-- Items from a data source --
┄┄┄┄┄┄┄┄┄┄┄┄┄┄┄┄┄┄┄┄

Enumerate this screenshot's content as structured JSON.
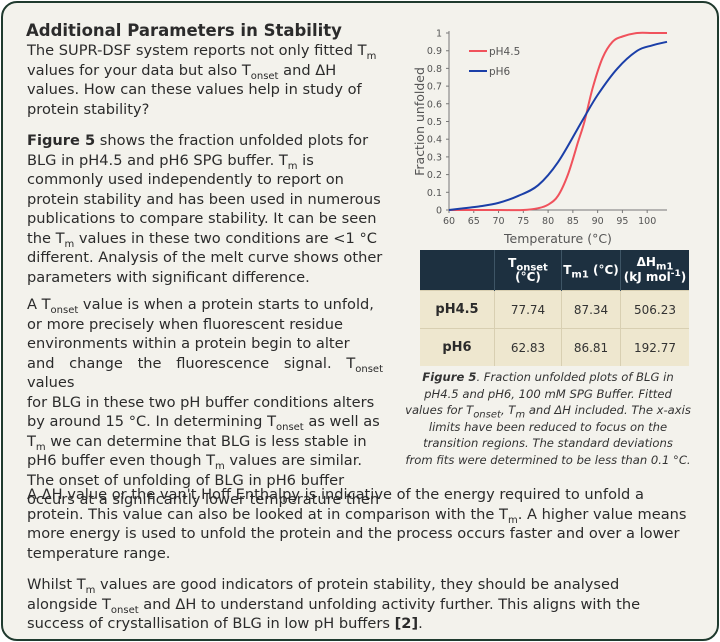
{
  "title": "Additional Parameters in Stability",
  "para1": {
    "l1a": "The SUPR-DSF system reports not only fitted T",
    "l1s": "m",
    "l2a": "values for your data but also T",
    "l2s": "onset",
    "l2b": " and ΔH",
    "l3": "values. How can these values help in study of",
    "l4": "protein stability?"
  },
  "para2": {
    "l1bold": "Figure 5",
    "l1": " shows the fraction unfolded plots for",
    "l2a": "BLG in pH4.5 and pH6 SPG buffer. T",
    "l2s": "m",
    "l2b": " is",
    "l3": "commonly used independently to report on",
    "l4": "protein stability and has been used in numerous",
    "l5": "publications to compare stability. It can be seen",
    "l6a": "the T",
    "l6s": "m",
    "l6b": " values in these two conditions are <1 °C",
    "l7": "different. Analysis of the melt curve shows other",
    "l8": "parameters with significant difference."
  },
  "para3": {
    "l1a": "A T",
    "l1s": "onset",
    "l1b": " value is when a protein starts to unfold,",
    "l2": "or more precisely when fluorescent residue",
    "l3": "environments within a protein begin to alter",
    "l4a": "and change the fluorescence signal. T",
    "l4s": "onset",
    "l4b": " values",
    "l5": "for BLG in these two pH buffer conditions alters",
    "l6a": "by around 15 °C. In determining T",
    "l6s": "onset",
    "l6b": " as well as",
    "l7a": "T",
    "l7s": "m",
    "l7b": " we can determine that BLG is less stable in",
    "l8": "pH6 buffer even though T",
    "l8s": "m",
    "l8b": " values are similar.",
    "l9": "The onset of unfolding of BLG in pH6 buffer",
    "l10": "occurs at a significantly lower temperature then"
  },
  "para4": {
    "l1": "A ΔH value or the van't Hoff Enthalpy is indicative of the energy required to unfold a",
    "l2a": "protein. This value can also be looked at in comparison with the T",
    "l2s": "m",
    "l2b": ". A higher value means",
    "l3": "more energy is used to unfold the protein and the process occurs faster and over a lower",
    "l4": "temperature range."
  },
  "para5": {
    "l1a": "Whilst T",
    "l1s": "m",
    "l1b": " values are good indicators of protein stability, they should be analysed",
    "l2a": "alongside T",
    "l2s": "onset",
    "l2b": " and ΔH to understand unfolding activity further. This aligns with the",
    "l3a": "success of crystallisation of BLG in low pH buffers ",
    "l3bold": "[2]",
    "l3b": "."
  },
  "table": {
    "h_onset_a": "T",
    "h_onset_s": "onset",
    "h_onset_b": " (°C)",
    "h_tm_a": "T",
    "h_tm_s": "m1",
    "h_tm_b": " (°C)",
    "h_dh_a": "ΔH",
    "h_dh_s": "m1",
    "h_dh_b": "(kJ mol",
    "h_dh_sup": "-1",
    "h_dh_c": ")",
    "rows": [
      {
        "label": "pH4.5",
        "tonset": "77.74",
        "tm": "87.34",
        "dh": "506.23"
      },
      {
        "label": "pH6",
        "tonset": "62.83",
        "tm": "86.81",
        "dh": "192.77"
      }
    ]
  },
  "caption": {
    "l1bold": "Figure 5",
    "l1": ". Fraction unfolded plots of BLG in",
    "l2": "pH4.5 and pH6, 100 mM SPG Buffer. Fitted",
    "l3a": "values for T",
    "l3s": "onset",
    "l3b": ", T",
    "l3s2": "m",
    "l3c": " and ΔH included. The x-axis",
    "l4": "limits have been reduced to focus on the",
    "l5": "transition regions. The standard deviations",
    "l6": "from fits were determined to be less than 0.1 °C."
  },
  "chart_data": {
    "type": "line",
    "xlabel": "Temperature (°C)",
    "ylabel": "Fraction unfolded",
    "xlim": [
      60,
      104
    ],
    "ylim": [
      0,
      1
    ],
    "x_ticks": [
      60,
      65,
      70,
      75,
      80,
      85,
      90,
      95,
      100
    ],
    "y_ticks": [
      0,
      0.1,
      0.2,
      0.3,
      0.4,
      0.5,
      0.6,
      0.7,
      0.8,
      0.9,
      1
    ],
    "y_tick_labels": [
      "0",
      "0.1",
      "0.2",
      "0.3",
      "0.4",
      "0.5",
      "0.6",
      "0.7",
      "0.8",
      "0.9",
      "1"
    ],
    "legend_position": "top-left",
    "series": [
      {
        "name": "pH4.5",
        "color": "#f0525c",
        "x": [
          60,
          70,
          75,
          78,
          80,
          82,
          84,
          86,
          87.34,
          89,
          91,
          93,
          95,
          98,
          101,
          104
        ],
        "y": [
          0,
          0.0,
          0.0,
          0.01,
          0.03,
          0.08,
          0.2,
          0.38,
          0.5,
          0.69,
          0.86,
          0.95,
          0.98,
          1.0,
          1.0,
          1.0
        ]
      },
      {
        "name": "pH6",
        "color": "#1b3fa8",
        "x": [
          60,
          63,
          66,
          70,
          74,
          78,
          82,
          86.81,
          90,
          94,
          98,
          101,
          104
        ],
        "y": [
          0.0,
          0.01,
          0.02,
          0.04,
          0.08,
          0.14,
          0.27,
          0.5,
          0.65,
          0.8,
          0.9,
          0.93,
          0.95
        ]
      }
    ]
  }
}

┄┄┄┄┄┄┄┄┄┄┄┄┄┄┄┄┄┄┄┄

-- Aim of the task --
In the entries above, find each line with "lower" and list it.

-- Answer area --
    "l10": "occurs at a significantly lower temperature then"
    "l3": "more energy is used to unfold the protein and the process occurs faster and over a lower",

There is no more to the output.